■ Set exercise
Scan the material that follows. Copy every line containing the word "text".

::: Dataset extract :::

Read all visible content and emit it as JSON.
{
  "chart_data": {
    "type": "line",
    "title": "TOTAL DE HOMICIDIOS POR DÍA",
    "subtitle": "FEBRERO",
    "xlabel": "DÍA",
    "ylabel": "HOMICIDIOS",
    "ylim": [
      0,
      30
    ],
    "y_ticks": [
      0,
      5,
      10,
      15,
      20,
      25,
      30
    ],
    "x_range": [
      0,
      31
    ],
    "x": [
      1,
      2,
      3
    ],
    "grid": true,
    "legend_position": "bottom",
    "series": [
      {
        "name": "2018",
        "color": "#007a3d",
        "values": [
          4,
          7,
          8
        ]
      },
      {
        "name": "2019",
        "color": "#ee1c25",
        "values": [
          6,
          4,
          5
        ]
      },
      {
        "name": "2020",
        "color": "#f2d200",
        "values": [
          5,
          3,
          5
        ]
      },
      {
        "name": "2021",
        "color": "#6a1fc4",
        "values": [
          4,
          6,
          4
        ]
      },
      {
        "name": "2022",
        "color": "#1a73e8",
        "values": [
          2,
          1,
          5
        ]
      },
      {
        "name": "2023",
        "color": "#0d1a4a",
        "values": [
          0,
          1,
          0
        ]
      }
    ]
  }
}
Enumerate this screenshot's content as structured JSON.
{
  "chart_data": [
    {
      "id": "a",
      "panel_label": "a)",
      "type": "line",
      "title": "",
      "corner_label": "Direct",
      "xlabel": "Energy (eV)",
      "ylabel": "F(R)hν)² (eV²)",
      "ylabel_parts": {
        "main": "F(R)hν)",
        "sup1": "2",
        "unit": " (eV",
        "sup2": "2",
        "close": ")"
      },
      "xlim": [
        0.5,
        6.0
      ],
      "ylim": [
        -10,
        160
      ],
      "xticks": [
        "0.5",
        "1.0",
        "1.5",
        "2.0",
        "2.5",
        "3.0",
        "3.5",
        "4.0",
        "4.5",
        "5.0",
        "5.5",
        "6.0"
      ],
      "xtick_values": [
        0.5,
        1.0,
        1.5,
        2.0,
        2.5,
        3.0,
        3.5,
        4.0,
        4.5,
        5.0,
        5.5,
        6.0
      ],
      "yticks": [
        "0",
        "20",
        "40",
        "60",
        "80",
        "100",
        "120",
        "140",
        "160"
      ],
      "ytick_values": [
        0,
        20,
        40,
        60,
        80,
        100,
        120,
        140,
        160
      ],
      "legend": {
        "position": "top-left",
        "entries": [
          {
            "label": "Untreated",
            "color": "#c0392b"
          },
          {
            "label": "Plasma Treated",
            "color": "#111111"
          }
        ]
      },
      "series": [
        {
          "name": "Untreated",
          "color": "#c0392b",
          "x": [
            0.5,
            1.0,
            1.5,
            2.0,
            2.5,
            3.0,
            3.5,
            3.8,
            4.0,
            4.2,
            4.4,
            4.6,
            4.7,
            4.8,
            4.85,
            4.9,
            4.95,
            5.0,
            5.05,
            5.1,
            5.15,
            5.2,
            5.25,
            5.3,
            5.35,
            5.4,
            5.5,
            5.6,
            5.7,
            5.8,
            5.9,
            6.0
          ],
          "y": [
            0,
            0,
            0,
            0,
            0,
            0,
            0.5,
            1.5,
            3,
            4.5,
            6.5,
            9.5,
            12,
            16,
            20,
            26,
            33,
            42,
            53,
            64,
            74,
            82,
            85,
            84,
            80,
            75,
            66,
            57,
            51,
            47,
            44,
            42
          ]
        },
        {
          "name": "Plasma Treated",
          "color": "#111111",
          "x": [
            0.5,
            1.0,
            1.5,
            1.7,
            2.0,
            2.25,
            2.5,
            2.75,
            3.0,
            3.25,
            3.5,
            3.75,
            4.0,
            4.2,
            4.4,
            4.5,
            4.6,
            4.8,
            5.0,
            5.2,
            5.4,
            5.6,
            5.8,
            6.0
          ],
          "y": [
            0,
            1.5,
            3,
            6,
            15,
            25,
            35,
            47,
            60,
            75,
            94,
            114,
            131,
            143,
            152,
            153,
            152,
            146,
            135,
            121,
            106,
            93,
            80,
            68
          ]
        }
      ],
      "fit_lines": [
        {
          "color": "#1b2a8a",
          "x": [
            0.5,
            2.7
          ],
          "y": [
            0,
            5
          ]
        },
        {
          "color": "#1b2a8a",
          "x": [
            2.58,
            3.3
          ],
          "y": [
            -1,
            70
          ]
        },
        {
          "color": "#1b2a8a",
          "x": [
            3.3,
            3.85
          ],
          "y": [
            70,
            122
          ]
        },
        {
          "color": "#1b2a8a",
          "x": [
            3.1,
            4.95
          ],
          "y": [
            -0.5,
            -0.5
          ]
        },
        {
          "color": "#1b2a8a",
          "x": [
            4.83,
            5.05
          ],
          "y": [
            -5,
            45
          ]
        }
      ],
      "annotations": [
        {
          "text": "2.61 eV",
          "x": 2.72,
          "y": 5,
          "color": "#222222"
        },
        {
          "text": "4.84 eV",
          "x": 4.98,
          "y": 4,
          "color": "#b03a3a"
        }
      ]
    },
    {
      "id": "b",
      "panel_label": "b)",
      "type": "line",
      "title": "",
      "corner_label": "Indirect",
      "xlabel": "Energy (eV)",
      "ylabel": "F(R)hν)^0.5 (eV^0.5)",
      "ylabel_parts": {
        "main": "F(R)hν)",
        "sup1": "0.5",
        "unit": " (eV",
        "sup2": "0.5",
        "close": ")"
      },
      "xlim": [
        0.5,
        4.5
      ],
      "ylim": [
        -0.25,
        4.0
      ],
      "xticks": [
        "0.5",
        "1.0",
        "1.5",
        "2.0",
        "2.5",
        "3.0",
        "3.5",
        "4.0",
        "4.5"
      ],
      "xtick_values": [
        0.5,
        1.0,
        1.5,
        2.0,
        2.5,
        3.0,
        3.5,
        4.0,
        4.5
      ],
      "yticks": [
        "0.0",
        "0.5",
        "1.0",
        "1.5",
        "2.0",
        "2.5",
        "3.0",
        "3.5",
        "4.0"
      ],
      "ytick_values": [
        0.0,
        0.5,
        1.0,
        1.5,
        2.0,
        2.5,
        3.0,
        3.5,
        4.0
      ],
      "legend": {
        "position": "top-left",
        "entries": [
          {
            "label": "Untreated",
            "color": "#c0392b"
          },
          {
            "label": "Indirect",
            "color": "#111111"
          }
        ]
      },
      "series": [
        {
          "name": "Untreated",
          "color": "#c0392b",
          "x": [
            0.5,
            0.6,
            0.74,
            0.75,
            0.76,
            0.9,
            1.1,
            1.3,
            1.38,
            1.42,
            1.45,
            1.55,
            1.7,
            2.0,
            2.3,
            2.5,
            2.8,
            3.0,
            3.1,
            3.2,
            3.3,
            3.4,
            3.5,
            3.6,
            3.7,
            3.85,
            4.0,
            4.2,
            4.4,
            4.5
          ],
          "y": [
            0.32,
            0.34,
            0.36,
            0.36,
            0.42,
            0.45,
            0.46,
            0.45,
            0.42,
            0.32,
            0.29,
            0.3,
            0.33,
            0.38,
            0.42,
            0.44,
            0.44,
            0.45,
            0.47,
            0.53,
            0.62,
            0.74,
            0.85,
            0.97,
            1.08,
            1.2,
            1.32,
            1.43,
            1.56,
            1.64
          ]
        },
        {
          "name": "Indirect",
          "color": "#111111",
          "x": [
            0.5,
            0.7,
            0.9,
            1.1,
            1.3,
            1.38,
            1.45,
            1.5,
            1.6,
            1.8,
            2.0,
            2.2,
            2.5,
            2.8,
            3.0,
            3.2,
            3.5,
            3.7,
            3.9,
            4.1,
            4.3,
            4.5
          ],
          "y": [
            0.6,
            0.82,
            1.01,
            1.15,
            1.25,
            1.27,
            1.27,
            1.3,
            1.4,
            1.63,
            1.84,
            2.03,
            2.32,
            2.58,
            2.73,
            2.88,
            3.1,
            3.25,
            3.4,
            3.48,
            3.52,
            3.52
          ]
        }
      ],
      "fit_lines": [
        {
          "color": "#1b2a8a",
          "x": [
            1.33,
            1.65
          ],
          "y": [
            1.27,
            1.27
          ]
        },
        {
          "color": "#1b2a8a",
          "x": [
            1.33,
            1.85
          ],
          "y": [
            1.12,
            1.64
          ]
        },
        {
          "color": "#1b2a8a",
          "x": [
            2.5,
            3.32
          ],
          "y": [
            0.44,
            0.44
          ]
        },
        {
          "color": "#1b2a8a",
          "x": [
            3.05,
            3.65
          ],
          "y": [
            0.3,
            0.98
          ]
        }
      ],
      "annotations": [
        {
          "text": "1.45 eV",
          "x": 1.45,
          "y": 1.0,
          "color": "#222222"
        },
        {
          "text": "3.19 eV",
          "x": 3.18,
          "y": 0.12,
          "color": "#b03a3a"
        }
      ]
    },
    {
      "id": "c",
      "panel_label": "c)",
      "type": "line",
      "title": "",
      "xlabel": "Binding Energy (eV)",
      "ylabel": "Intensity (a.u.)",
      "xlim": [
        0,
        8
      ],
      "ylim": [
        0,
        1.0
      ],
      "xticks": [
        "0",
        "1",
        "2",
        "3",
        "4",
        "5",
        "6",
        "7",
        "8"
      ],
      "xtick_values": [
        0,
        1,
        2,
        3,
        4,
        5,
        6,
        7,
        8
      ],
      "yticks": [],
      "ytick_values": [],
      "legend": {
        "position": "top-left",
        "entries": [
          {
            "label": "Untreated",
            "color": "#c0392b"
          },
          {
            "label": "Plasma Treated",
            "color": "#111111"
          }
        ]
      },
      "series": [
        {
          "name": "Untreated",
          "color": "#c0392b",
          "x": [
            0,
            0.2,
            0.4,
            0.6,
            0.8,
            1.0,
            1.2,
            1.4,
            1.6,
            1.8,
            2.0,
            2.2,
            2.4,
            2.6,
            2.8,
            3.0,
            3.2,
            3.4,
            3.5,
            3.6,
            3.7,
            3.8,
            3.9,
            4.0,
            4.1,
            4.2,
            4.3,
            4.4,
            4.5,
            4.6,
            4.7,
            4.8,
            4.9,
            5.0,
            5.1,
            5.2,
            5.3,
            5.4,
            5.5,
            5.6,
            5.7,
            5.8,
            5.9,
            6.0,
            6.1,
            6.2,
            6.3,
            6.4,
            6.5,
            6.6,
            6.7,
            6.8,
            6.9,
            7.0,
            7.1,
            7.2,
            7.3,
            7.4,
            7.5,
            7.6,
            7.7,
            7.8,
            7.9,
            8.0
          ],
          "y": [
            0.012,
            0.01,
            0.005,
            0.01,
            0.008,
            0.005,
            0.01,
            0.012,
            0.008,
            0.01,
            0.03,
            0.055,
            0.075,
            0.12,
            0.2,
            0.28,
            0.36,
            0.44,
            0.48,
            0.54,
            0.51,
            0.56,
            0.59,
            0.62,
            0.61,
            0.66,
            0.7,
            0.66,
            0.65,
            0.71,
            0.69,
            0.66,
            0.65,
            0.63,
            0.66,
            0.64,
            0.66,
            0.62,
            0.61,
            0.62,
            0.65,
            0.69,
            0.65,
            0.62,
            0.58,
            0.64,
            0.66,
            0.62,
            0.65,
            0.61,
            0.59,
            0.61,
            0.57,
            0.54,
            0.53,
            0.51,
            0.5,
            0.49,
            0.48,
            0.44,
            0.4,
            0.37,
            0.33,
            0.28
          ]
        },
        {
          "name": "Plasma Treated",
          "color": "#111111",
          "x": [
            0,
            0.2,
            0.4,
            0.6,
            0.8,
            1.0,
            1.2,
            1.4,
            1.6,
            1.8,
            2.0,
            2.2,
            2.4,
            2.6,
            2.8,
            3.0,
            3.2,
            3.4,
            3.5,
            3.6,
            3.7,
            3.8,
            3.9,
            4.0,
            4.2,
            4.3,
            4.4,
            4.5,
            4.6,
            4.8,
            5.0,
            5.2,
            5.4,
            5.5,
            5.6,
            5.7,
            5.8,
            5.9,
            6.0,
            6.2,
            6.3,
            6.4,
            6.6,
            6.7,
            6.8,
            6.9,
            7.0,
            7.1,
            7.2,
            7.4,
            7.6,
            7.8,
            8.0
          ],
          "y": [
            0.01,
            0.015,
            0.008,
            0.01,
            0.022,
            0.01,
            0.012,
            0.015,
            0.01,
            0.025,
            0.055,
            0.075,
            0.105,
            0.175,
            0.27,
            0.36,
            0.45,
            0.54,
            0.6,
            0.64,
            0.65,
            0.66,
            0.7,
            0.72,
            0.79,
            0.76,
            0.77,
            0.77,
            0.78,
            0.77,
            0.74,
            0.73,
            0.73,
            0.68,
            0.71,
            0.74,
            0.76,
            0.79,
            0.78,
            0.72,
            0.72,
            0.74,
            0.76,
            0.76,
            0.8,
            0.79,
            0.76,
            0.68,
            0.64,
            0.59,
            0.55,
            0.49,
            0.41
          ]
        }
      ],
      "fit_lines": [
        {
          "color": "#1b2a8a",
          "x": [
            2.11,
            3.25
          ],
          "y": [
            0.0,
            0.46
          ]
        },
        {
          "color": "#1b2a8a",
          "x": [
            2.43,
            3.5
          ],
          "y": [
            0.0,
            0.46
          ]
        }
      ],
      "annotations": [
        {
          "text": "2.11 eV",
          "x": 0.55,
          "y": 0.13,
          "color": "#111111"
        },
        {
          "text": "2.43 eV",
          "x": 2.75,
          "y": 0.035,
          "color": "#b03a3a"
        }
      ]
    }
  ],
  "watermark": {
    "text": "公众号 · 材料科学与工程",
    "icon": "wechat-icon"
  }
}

:::

■ Result
          "text": "2.61 eV",
          "text": "4.84 eV",
          "text": "1.45 eV",
          "text": "3.19 eV",
          "text": "2.11 eV",
          "text": "2.43 eV",
    "text": "公众号 · 材料科学与工程",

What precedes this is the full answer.